Actions to take ▸
A: In the chainsaw forum thread, which saw does JS Landscaping name as a personal favorite?
B: Please print the stretch of the chainsaw forum thread from "The best logging" through "440 (Nov 4, 2008)".

[BEGIN Document text]

I spure cut almost all walnut and we still dig the good ones down to the root spurs. So full chisel dont work real good for that.


----------



## JS Landscaping (Nov 4, 2008)

The best logging saw? The one that puts the money in your pocket at the end of a day.

Personally, I love my Stihl MS 660. Puts a smile on my face everytime I use it. Love the power. Feels perfect in my hands running it.


----------



## stihl 440 (Nov 4, 2008)

*walnut*



385XP said:


> I spure cut almost all walnut and we still dig the good ones down to the root spurs. So full chisel dont work real good for that.



I see...........No need to spur cut for me.......:greenchainsaw:


----------



## 056 kid (Nov 4, 2008)

I put an under cut in her and cut off the comp. side then follow the rest of the holding wood till its gone. Walnut cuts fast as hell and is fun to cut.. screw hickory


----------



## 385XP (Nov 4, 2008)

056 kid said:


> I put an under cut in her and cut off the comp. side then follow the rest of the holding wood till its gone. Walnut cuts fast as hell and is fun to cut.. screw hickory


 Walnut does cut REALLY easy its one of my favorites to cut besides big red oak.


----------



## mile9socounty (Nov 4, 2008)

I thought it was the McCulloch SP 125 or the CP 125S. Super Pro 125C?


----------



## hammerlogging (Nov 5, 2008)

056 kid said:


> I put an under cut in her and cut off the comp. side then follow the rest of the holding wood till its gone. Walnut cuts fast as hell and is fun to cut.. screw hickory



And you know those hickory chips can feel like damn needles blasting your arm. Hard wood.

Just another way hickory sucks for a cutter. Aside from logging, I try to like hickory. Strong wood.


----------

[END Document text]
[BEGIN Extracted records]

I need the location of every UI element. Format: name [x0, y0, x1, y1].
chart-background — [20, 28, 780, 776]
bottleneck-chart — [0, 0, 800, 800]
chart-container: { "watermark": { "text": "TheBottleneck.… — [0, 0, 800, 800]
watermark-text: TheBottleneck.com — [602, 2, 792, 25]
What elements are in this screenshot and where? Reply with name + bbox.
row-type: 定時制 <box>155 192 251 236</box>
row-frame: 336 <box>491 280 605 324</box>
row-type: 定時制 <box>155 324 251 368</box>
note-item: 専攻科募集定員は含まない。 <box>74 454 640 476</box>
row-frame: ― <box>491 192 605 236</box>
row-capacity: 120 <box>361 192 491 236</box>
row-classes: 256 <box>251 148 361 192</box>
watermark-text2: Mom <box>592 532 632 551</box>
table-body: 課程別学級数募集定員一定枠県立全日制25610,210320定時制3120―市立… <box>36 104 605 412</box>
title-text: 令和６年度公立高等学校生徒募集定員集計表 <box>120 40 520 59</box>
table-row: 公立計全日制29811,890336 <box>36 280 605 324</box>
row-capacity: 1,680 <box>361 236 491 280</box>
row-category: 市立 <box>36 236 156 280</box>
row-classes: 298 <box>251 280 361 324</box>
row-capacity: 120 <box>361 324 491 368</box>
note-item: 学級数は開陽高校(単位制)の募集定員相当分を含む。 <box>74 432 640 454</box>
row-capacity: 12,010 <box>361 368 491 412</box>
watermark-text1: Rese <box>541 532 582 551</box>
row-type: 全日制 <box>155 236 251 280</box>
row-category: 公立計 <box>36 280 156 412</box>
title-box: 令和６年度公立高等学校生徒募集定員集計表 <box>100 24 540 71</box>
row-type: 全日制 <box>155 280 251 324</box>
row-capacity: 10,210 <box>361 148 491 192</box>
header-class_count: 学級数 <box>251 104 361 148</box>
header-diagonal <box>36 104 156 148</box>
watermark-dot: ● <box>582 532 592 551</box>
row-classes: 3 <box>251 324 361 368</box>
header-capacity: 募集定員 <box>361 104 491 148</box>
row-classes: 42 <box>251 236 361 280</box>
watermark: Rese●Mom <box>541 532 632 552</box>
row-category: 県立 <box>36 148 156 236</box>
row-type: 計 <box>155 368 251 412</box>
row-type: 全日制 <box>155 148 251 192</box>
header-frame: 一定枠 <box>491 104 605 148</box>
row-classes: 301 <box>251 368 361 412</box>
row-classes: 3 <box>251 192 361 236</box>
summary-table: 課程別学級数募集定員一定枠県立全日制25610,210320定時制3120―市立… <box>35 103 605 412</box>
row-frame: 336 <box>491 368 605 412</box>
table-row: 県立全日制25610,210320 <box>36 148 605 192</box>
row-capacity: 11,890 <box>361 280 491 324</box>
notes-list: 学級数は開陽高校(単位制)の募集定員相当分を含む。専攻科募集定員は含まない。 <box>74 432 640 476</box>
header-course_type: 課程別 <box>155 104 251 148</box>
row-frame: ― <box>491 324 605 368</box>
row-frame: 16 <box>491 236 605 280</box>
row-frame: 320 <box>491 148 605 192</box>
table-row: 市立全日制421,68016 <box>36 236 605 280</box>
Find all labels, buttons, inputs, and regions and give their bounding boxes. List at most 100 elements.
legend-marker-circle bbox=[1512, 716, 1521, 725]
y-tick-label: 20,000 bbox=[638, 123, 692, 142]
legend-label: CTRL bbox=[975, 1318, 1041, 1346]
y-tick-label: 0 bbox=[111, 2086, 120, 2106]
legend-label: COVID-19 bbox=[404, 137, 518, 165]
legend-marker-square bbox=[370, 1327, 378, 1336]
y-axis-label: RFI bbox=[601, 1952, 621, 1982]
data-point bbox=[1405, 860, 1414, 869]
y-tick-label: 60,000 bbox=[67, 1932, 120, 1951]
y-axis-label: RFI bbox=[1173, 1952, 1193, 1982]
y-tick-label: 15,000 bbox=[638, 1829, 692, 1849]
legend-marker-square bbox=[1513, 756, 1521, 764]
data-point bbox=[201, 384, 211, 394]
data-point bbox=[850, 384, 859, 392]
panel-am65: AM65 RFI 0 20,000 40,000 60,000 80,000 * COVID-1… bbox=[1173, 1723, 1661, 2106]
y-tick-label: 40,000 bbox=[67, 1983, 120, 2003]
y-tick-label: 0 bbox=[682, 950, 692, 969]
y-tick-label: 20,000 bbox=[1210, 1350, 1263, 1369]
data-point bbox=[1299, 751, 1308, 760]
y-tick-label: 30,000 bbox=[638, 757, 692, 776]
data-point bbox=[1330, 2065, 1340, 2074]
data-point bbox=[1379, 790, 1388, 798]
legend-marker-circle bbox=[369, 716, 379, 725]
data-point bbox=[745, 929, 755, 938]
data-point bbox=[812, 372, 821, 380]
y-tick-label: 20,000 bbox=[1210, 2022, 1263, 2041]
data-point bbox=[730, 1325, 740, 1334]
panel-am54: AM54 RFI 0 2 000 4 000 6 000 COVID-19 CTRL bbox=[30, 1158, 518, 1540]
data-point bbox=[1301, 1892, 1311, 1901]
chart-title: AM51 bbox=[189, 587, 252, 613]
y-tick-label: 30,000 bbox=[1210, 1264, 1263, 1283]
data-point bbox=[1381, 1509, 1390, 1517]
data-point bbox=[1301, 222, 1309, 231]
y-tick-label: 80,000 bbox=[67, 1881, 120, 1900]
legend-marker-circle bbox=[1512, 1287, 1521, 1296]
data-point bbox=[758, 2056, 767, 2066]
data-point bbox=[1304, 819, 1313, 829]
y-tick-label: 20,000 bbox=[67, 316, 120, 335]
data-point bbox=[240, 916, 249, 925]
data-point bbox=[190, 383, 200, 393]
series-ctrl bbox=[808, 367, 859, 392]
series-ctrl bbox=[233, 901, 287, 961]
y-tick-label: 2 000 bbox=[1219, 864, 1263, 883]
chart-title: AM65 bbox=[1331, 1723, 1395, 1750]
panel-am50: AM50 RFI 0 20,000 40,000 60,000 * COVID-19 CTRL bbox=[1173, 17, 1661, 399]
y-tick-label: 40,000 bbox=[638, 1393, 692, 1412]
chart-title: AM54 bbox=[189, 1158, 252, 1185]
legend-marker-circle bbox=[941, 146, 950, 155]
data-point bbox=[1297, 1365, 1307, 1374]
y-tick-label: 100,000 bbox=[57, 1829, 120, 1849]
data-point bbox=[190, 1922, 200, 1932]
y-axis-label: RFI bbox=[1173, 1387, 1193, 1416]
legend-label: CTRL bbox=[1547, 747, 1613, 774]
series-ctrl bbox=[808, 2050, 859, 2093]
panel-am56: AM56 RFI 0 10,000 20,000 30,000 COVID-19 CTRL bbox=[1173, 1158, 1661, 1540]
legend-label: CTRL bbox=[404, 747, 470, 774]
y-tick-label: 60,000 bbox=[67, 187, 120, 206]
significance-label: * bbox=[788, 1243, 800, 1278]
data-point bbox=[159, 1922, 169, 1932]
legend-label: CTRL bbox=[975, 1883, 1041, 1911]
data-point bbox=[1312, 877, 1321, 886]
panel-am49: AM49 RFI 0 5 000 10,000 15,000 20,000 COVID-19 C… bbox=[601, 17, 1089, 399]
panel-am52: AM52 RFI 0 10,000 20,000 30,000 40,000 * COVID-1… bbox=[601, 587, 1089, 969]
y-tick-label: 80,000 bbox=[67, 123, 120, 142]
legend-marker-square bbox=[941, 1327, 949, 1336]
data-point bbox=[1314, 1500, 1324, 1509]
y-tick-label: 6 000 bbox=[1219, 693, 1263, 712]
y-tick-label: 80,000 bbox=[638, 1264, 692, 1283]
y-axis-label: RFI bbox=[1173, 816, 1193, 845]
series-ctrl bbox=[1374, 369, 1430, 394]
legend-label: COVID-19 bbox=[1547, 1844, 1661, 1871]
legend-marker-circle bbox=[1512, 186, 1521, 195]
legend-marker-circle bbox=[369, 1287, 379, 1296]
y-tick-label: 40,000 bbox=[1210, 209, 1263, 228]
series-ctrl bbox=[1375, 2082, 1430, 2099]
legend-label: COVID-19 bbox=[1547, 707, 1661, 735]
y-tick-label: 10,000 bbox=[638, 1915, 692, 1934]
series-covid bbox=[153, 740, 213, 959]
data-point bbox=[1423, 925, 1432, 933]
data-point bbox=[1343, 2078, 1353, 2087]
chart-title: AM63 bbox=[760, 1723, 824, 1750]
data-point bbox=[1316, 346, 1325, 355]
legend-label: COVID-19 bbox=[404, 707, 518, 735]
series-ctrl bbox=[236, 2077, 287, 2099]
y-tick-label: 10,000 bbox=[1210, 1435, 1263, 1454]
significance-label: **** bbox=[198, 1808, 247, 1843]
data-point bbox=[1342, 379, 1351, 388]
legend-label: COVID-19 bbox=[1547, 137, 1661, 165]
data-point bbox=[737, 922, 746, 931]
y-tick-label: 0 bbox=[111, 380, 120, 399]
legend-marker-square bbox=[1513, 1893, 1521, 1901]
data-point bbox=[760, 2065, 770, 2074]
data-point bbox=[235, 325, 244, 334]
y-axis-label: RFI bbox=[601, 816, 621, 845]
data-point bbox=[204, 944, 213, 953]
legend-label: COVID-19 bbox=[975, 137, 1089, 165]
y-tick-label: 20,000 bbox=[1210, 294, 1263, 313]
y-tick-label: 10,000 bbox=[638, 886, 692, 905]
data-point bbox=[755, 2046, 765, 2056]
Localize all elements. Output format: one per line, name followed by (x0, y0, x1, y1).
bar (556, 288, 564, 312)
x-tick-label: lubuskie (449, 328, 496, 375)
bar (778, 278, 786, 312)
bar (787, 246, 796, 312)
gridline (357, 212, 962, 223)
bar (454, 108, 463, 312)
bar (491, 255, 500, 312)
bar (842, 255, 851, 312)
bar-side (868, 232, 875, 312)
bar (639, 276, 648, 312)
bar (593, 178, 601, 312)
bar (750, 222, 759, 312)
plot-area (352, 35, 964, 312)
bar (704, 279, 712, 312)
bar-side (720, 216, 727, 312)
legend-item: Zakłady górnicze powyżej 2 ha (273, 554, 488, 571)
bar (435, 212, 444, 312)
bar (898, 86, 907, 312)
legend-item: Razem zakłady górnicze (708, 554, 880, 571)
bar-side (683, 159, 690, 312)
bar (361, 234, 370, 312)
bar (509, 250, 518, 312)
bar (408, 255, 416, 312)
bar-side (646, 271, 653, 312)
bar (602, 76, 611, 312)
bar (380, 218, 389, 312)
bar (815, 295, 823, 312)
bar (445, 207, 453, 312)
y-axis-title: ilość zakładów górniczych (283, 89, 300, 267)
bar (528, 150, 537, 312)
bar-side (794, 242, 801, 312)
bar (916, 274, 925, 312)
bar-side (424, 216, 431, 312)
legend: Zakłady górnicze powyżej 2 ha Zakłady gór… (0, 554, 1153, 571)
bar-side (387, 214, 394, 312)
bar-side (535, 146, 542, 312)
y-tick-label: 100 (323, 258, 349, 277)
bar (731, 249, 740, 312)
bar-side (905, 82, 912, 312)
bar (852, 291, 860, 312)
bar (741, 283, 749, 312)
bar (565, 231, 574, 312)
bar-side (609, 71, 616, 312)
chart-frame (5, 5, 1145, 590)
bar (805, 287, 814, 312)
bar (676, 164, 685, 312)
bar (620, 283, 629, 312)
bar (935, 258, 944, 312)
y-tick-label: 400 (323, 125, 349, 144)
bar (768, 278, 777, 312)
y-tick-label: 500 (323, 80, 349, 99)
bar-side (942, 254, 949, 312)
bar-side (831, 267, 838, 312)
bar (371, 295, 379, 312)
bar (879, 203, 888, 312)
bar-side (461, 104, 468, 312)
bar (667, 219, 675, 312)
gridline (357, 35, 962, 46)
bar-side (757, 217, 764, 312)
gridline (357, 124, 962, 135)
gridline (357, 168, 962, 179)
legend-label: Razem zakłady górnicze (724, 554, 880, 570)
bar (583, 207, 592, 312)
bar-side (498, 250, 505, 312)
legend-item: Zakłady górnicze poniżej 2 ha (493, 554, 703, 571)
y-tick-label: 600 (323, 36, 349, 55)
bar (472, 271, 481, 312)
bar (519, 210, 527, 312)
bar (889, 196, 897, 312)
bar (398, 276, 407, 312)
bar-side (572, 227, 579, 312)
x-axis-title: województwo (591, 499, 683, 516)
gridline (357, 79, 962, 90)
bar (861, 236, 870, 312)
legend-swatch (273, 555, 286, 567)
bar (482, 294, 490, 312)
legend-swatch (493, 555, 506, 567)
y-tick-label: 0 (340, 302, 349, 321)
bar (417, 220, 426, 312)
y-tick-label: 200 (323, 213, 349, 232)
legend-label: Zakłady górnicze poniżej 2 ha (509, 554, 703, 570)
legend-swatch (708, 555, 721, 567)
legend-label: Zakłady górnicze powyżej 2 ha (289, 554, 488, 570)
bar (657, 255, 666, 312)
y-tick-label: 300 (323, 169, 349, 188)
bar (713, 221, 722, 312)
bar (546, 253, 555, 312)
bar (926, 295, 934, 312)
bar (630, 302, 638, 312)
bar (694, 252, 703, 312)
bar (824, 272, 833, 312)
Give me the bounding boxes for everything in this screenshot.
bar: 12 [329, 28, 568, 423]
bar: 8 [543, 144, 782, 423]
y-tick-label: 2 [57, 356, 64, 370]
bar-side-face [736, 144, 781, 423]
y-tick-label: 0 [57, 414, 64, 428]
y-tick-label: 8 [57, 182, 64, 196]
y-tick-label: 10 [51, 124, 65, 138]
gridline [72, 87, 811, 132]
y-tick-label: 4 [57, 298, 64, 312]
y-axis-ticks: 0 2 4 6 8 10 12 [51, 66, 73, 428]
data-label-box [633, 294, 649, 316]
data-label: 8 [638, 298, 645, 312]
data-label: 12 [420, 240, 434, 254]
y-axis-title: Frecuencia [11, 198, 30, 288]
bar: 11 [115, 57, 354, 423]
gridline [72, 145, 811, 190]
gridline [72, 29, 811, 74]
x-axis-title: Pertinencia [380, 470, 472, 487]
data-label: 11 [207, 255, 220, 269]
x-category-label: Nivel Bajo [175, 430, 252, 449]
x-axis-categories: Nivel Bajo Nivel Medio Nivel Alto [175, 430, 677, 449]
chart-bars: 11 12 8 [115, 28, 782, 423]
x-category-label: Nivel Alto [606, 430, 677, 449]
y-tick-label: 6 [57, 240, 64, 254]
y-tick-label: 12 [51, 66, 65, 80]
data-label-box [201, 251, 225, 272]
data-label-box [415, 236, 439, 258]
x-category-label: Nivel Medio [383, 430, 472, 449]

[END Extracted records]

Replies ▸
A: The Stihl MS 660.

B:
The best logging saw? The one that puts the money in your pocket at the end of a day.

Personally, I love my Stihl MS 660. Puts a smile on my face everytime I use it. Love the power. Feels perfect in my hands running it.


----------



## stihl 440 (Nov 4, 2008)